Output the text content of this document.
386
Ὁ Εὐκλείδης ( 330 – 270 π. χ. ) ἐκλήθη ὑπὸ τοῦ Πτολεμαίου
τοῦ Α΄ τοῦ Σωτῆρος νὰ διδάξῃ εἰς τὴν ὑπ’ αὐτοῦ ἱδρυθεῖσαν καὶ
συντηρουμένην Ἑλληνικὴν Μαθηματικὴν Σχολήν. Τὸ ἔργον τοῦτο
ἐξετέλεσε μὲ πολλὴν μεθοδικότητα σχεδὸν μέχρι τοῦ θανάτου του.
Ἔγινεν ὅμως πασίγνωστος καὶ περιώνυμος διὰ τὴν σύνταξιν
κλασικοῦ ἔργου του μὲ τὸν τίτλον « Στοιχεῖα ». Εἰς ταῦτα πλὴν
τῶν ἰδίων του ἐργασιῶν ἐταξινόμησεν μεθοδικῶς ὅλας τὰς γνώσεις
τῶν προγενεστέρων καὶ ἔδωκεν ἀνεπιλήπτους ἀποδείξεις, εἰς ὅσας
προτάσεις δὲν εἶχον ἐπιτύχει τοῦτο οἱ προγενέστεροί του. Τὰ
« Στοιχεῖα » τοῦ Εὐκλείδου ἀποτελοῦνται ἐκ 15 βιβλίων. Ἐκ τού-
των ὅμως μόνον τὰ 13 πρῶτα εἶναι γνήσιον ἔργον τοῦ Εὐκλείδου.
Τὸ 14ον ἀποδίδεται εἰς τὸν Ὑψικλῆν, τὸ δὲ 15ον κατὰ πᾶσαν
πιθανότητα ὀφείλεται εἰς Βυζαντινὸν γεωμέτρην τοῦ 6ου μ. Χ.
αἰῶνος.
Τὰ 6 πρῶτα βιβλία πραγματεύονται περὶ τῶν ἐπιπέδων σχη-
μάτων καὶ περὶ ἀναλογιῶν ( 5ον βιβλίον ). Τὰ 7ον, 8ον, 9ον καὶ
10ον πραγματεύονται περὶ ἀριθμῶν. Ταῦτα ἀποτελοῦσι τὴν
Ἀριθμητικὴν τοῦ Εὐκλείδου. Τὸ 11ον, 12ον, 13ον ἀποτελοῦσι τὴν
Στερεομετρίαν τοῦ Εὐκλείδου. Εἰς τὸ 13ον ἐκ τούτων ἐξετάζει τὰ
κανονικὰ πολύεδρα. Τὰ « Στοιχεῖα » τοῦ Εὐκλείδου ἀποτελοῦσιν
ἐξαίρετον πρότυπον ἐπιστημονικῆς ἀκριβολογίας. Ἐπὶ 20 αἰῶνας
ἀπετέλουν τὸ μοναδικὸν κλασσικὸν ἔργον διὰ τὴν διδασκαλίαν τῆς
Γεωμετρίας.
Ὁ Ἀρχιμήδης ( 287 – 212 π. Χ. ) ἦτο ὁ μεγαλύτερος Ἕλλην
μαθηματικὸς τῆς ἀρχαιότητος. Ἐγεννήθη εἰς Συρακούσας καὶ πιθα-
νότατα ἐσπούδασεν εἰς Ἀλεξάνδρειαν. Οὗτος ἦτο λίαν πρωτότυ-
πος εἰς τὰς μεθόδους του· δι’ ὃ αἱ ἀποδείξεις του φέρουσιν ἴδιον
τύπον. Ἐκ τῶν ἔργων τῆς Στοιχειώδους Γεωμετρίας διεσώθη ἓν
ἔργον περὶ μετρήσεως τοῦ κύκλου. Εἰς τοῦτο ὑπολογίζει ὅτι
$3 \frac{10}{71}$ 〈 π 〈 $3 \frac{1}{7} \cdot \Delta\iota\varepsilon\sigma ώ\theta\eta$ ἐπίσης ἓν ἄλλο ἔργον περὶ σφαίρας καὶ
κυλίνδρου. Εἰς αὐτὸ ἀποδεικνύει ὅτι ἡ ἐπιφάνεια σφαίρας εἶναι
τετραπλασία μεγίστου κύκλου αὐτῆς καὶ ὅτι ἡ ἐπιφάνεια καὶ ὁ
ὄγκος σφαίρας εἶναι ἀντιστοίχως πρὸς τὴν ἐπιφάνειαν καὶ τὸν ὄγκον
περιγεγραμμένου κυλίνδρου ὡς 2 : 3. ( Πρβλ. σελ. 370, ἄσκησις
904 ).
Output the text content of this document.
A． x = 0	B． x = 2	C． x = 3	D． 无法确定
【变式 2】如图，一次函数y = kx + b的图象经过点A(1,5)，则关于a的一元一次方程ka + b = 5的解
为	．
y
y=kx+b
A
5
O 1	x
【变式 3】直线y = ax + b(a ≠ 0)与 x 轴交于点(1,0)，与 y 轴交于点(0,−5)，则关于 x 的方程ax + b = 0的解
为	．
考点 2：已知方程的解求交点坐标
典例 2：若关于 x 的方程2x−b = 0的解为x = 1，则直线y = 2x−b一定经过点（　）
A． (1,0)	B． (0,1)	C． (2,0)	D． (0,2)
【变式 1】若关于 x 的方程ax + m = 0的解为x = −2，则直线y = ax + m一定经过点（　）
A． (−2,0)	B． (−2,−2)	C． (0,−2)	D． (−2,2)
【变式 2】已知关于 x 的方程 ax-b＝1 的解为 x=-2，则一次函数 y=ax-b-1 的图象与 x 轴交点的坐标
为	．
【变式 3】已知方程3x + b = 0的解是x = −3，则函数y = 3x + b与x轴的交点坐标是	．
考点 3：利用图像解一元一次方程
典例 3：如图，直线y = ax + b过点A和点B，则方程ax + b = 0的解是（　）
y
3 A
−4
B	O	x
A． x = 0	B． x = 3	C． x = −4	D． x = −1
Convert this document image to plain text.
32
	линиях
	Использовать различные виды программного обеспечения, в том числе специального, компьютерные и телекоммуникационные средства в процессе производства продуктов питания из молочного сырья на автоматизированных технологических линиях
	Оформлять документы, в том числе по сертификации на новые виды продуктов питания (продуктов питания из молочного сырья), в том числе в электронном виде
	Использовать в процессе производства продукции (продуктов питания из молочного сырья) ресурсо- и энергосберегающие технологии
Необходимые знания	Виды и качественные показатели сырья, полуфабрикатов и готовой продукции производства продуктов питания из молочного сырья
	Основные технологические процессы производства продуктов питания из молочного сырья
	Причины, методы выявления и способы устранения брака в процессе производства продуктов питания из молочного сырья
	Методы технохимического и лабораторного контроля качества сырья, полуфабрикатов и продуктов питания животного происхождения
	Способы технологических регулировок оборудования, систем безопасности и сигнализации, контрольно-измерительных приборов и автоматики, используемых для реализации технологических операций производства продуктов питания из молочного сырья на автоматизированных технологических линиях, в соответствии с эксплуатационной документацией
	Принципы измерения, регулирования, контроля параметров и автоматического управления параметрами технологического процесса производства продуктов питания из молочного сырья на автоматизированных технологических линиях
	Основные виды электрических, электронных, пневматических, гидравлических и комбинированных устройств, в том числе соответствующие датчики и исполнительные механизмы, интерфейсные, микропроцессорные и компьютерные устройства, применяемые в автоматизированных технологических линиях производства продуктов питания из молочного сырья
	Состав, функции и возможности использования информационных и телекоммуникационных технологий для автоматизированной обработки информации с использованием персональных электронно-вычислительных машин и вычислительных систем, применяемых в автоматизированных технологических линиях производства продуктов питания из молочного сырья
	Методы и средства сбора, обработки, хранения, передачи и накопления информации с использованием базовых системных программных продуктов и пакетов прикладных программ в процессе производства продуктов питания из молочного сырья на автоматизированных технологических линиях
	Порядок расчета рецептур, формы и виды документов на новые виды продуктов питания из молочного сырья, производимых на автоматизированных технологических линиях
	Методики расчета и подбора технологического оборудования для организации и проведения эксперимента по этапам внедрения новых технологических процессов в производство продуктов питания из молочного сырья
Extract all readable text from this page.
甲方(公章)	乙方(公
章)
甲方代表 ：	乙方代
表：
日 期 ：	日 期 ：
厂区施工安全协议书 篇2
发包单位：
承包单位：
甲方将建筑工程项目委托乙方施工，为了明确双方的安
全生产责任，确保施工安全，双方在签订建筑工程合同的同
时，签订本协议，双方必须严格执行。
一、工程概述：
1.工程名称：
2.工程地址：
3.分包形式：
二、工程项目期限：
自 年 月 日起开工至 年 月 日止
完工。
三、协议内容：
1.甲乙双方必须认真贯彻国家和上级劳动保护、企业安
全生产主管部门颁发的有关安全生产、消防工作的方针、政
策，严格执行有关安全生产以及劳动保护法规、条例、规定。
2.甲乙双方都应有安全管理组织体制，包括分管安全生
****************
Given exercise –
Give the number of lines in the listing above that hold the string "σφαίρας", with nothing else.

Solved problem –
3